TASK DETAILS ->
State how many lines of the listing below include the word "front". Give only the number.

·····

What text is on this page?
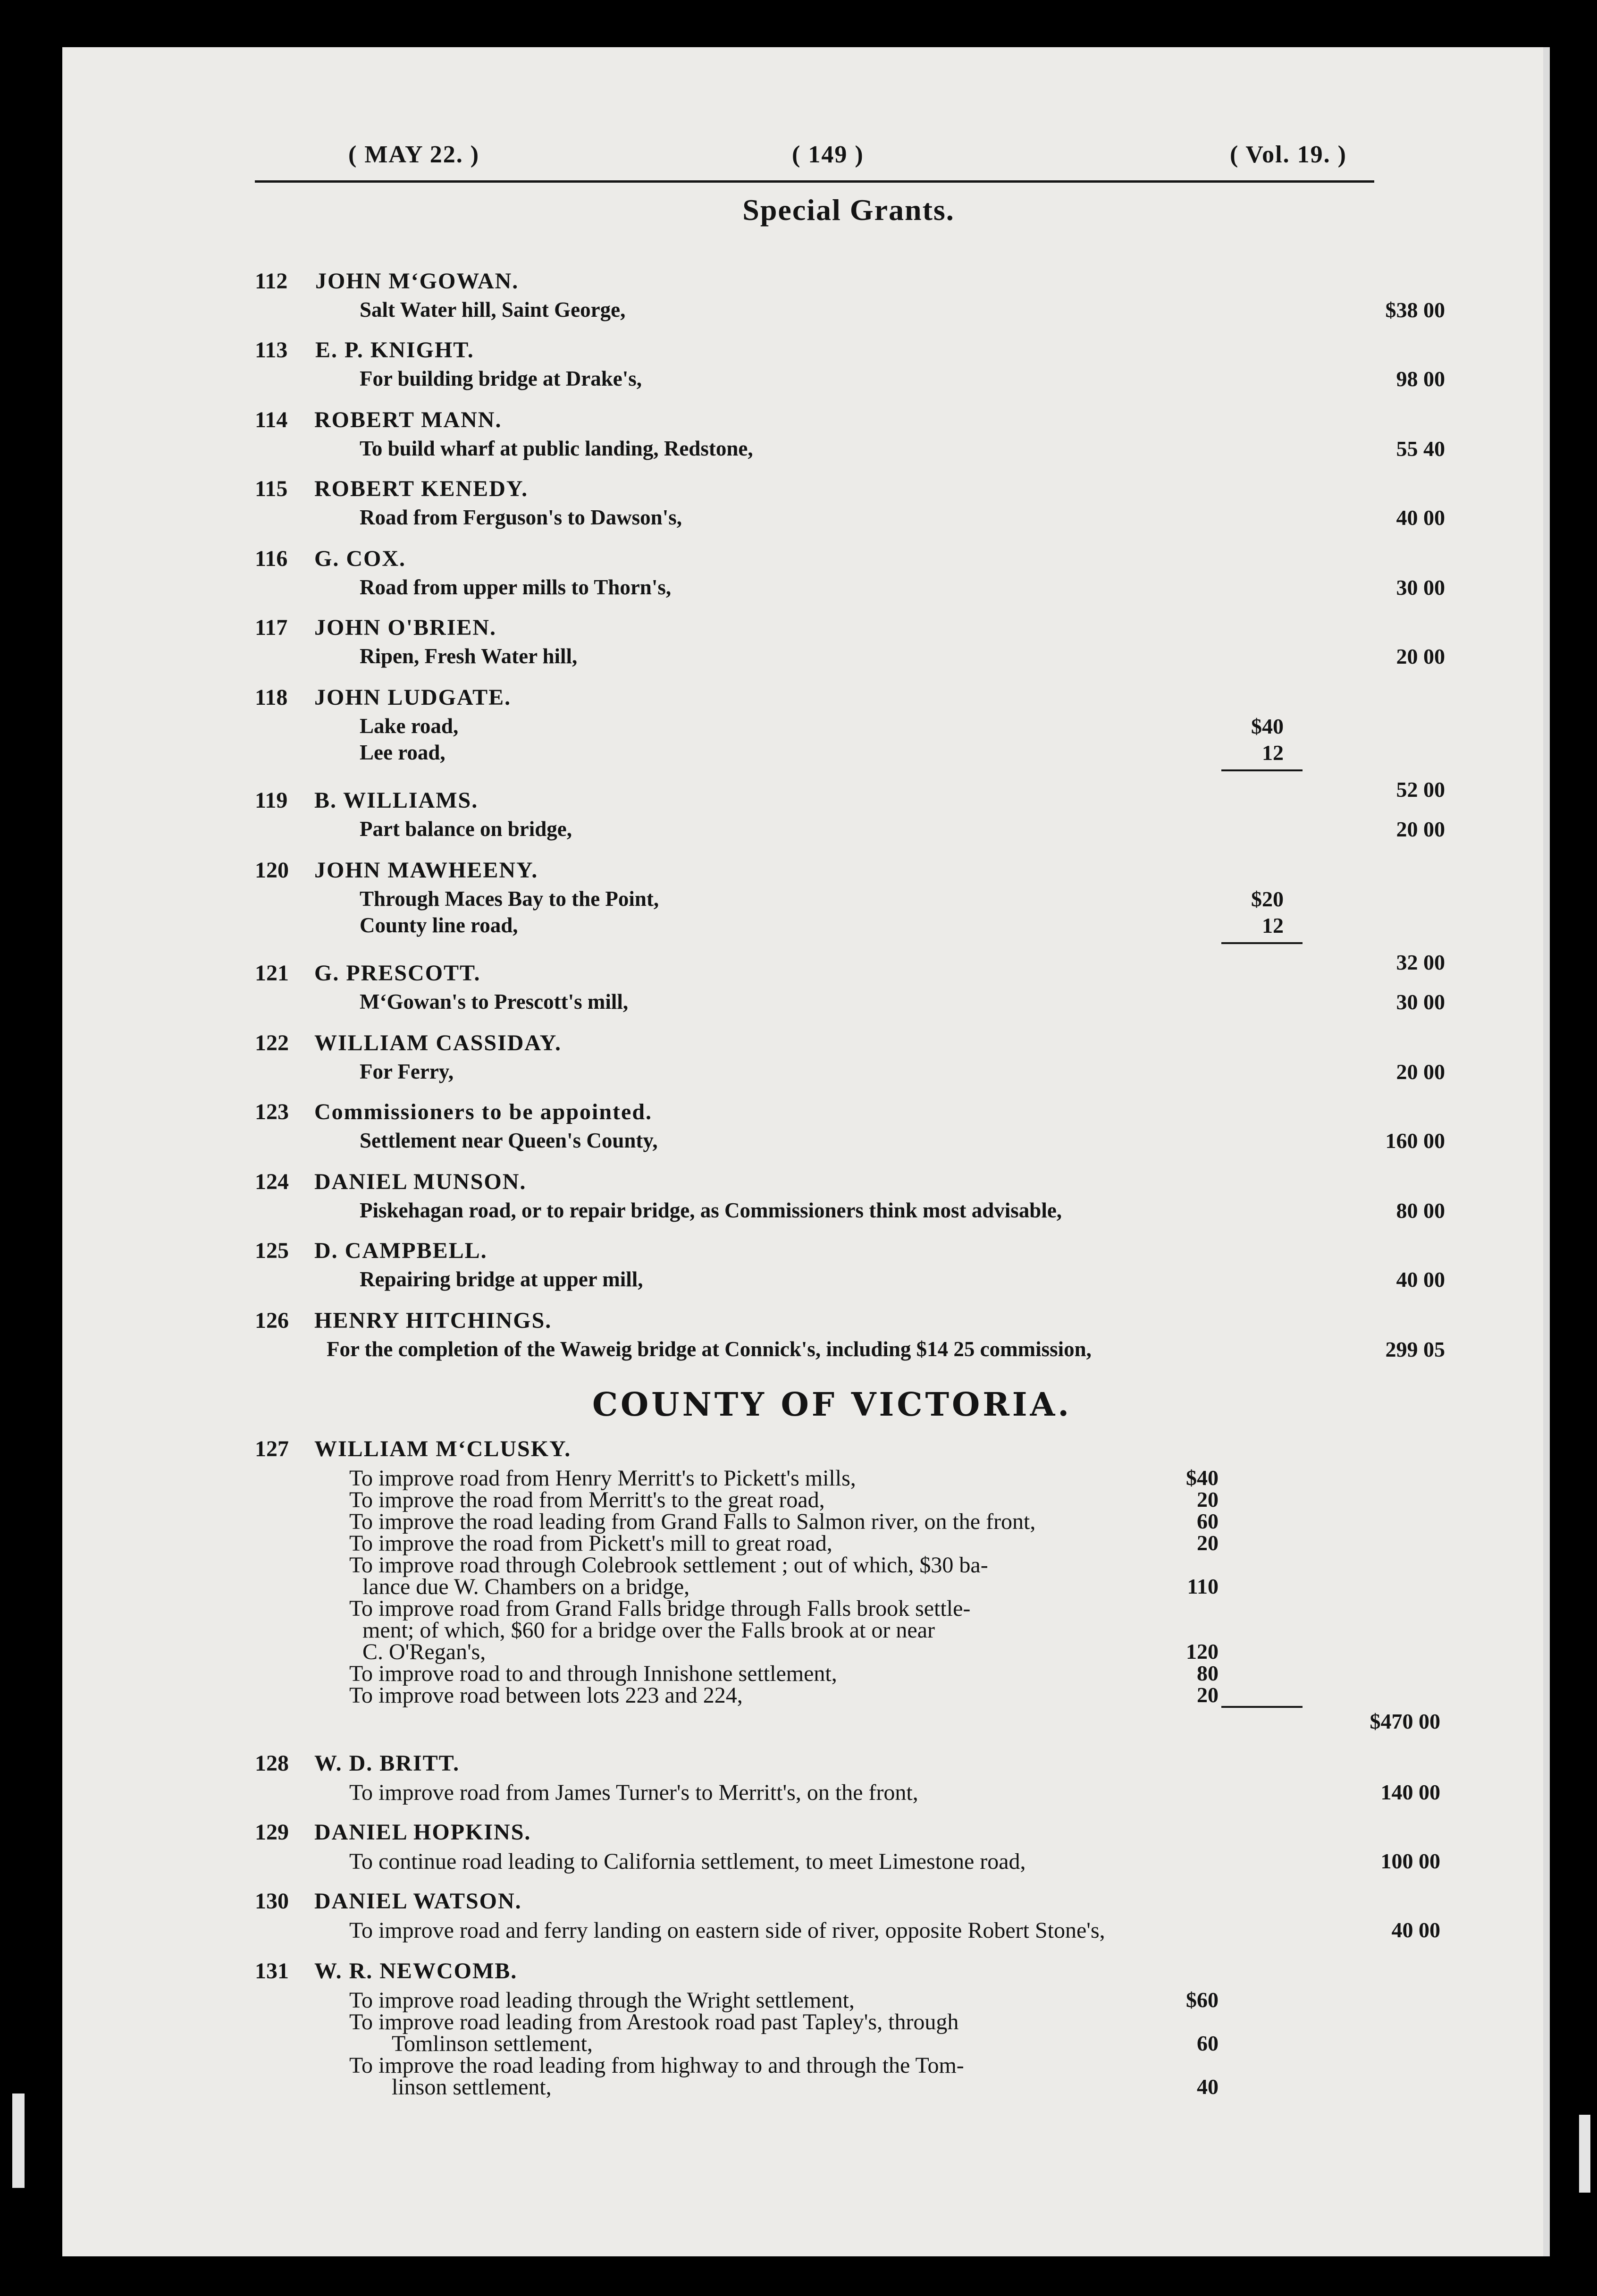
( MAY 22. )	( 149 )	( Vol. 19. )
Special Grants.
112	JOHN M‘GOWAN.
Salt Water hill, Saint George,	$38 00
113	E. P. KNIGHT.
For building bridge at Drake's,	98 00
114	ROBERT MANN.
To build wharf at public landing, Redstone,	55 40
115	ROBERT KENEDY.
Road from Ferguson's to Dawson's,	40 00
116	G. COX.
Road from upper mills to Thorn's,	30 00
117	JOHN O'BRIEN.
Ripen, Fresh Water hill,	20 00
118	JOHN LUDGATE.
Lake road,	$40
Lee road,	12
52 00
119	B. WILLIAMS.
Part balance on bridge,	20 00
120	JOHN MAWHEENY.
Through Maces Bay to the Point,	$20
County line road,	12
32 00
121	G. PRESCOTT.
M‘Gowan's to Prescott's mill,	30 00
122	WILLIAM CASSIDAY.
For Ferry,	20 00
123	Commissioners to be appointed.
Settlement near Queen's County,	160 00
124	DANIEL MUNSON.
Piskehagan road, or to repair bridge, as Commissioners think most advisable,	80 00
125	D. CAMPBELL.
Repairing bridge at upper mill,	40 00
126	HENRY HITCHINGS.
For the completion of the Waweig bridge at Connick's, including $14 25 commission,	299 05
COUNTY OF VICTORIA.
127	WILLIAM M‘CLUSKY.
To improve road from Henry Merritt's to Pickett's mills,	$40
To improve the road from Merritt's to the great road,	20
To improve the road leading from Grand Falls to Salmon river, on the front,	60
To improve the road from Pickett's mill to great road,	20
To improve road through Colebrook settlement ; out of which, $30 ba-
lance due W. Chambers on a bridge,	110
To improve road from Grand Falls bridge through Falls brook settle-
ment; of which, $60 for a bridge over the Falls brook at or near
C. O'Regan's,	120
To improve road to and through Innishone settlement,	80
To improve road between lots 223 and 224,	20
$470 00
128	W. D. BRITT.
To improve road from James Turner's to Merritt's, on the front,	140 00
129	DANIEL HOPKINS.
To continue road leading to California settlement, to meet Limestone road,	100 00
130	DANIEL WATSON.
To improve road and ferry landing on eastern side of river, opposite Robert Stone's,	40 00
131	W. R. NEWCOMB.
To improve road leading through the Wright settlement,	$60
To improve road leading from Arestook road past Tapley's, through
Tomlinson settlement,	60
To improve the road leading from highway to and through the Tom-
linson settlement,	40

·····

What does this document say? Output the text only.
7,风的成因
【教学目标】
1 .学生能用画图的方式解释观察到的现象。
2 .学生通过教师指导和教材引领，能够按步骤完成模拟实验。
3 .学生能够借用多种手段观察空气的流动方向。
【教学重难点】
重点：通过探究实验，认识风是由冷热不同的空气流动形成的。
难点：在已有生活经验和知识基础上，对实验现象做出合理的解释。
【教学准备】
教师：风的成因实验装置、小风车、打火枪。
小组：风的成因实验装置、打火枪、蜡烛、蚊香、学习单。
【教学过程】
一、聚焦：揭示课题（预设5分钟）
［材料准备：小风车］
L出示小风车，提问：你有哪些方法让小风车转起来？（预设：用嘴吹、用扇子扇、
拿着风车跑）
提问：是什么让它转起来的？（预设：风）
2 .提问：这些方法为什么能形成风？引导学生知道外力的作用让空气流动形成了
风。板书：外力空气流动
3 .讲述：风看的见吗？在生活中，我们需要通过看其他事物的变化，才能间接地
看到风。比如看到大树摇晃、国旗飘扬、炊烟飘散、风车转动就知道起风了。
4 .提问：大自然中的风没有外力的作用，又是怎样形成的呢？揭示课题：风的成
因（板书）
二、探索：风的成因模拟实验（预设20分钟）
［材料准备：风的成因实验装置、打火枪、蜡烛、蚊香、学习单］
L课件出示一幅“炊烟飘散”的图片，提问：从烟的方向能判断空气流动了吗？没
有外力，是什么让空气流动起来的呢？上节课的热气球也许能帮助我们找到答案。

·····

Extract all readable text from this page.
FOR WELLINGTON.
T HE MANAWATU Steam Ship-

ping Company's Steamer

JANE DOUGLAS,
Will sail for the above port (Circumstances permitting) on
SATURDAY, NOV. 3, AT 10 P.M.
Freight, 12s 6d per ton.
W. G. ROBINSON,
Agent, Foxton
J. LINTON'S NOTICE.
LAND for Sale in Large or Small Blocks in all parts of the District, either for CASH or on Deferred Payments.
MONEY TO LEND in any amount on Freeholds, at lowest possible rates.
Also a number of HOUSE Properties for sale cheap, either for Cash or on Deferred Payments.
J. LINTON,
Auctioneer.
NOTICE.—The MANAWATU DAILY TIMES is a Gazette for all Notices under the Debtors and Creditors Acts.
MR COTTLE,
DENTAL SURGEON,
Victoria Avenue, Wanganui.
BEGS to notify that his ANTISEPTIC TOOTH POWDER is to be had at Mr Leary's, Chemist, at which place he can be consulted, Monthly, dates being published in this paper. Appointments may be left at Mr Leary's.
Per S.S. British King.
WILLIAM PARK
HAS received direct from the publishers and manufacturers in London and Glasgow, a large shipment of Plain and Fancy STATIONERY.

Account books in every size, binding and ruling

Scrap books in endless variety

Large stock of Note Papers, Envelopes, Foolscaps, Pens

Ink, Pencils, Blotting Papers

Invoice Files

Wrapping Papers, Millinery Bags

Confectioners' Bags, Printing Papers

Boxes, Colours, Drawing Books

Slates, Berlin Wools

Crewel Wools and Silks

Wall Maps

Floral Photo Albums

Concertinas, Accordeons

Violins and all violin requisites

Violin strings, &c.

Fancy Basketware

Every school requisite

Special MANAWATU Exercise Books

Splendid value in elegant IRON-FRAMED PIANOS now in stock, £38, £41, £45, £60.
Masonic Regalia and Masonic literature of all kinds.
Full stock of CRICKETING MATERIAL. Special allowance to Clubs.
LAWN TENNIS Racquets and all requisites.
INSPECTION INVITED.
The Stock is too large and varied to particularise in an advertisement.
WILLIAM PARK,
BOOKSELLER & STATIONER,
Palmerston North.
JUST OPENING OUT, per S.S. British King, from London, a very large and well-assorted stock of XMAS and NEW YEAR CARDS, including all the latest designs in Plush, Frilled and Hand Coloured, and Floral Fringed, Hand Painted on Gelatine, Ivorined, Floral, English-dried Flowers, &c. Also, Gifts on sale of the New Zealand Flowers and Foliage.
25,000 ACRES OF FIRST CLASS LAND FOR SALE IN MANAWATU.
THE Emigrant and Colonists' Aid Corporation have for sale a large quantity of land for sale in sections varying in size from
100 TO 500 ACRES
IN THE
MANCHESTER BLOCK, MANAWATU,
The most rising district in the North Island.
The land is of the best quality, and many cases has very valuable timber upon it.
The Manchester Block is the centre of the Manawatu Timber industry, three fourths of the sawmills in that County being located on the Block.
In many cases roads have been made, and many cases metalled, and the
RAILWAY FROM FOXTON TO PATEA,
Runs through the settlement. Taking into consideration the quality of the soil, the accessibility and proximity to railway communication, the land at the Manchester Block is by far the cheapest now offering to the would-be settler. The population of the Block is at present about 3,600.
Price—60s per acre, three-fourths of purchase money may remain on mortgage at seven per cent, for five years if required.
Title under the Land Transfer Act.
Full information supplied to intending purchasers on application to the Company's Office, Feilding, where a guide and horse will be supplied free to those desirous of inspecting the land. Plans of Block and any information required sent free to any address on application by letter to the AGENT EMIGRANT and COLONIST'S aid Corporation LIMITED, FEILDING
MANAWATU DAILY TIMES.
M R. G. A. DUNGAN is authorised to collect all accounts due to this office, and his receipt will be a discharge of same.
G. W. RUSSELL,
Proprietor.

·····

SOLUTION TO THIS TASK ->
2